'''
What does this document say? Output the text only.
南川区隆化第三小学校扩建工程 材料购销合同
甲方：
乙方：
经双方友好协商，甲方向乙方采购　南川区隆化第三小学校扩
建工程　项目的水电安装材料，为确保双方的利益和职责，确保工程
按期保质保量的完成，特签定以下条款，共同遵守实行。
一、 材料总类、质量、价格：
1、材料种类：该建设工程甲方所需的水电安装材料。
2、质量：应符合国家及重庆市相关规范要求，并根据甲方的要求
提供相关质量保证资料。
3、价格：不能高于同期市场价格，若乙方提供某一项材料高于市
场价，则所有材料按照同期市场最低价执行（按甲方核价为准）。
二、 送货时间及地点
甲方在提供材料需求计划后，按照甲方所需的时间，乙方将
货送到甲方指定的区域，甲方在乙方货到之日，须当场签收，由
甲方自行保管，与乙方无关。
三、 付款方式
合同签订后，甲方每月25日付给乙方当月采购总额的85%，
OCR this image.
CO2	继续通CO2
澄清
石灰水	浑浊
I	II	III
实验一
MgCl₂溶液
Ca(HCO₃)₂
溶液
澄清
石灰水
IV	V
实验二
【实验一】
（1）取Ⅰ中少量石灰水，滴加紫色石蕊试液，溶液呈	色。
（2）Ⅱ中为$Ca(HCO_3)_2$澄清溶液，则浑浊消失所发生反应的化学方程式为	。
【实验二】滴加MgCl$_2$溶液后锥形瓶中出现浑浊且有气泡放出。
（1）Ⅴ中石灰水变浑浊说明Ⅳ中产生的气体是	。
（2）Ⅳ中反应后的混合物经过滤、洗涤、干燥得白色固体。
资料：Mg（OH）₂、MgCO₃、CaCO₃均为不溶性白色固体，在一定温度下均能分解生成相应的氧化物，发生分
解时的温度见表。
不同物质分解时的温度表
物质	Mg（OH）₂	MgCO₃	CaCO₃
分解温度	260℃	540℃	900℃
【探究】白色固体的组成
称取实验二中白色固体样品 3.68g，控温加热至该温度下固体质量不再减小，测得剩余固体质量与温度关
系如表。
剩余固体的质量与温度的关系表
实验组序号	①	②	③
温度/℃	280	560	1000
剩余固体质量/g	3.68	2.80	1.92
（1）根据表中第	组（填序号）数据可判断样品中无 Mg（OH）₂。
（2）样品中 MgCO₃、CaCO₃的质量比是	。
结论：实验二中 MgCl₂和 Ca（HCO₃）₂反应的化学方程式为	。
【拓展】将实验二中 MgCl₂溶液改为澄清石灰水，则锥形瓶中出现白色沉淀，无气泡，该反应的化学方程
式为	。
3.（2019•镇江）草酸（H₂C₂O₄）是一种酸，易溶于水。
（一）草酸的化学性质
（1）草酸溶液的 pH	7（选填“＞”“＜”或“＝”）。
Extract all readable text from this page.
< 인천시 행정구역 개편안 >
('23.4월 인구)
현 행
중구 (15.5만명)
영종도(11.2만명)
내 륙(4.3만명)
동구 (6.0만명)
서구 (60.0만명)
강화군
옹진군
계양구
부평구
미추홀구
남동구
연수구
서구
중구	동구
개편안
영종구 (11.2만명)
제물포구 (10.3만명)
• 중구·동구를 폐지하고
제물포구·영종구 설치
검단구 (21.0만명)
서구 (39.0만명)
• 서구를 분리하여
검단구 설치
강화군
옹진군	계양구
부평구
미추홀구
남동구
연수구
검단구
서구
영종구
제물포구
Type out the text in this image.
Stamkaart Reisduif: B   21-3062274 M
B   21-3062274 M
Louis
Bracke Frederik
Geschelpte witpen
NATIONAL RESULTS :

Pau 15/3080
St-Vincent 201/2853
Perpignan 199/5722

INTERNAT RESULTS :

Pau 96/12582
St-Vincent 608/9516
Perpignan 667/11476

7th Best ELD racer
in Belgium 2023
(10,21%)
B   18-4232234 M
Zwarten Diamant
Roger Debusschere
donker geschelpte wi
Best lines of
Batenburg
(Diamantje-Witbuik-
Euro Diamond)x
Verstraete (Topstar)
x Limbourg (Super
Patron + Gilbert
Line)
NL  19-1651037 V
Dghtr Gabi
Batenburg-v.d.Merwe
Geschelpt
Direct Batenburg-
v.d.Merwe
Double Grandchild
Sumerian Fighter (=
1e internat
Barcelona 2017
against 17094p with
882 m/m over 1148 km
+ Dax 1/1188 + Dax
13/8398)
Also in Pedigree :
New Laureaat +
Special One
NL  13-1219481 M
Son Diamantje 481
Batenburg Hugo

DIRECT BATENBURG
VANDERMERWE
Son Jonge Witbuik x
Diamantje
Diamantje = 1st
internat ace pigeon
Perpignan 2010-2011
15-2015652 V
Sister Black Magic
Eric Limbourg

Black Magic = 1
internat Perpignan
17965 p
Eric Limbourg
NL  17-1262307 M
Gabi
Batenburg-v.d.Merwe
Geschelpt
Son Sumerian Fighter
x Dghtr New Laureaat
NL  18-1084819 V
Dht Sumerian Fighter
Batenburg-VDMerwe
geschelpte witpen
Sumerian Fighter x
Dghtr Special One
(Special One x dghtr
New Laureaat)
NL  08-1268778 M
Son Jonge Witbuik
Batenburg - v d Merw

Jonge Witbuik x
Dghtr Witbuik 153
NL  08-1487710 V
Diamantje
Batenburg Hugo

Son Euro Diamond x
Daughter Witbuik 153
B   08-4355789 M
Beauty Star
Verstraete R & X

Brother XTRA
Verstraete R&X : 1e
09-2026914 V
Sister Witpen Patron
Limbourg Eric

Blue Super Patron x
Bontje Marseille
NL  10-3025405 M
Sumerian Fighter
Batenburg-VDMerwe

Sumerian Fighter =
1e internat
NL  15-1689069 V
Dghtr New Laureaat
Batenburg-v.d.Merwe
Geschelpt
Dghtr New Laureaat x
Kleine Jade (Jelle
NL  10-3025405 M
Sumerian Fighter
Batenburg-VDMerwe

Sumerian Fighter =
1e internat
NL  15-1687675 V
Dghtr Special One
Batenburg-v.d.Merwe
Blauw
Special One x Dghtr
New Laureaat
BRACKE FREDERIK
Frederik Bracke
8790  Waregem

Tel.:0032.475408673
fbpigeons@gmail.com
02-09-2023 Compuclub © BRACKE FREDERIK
'''
Task requirements -> Show each line holding the word "MgCO₃".

Exercise result ->
资料：Mg（OH）₂、MgCO₃、CaCO₃均为不溶性白色固体，在一定温度下均能分解生成相应的氧化物，发生分
物质	Mg（OH）₂	MgCO₃	CaCO₃
（2）样品中 MgCO₃、CaCO₃的质量比是	。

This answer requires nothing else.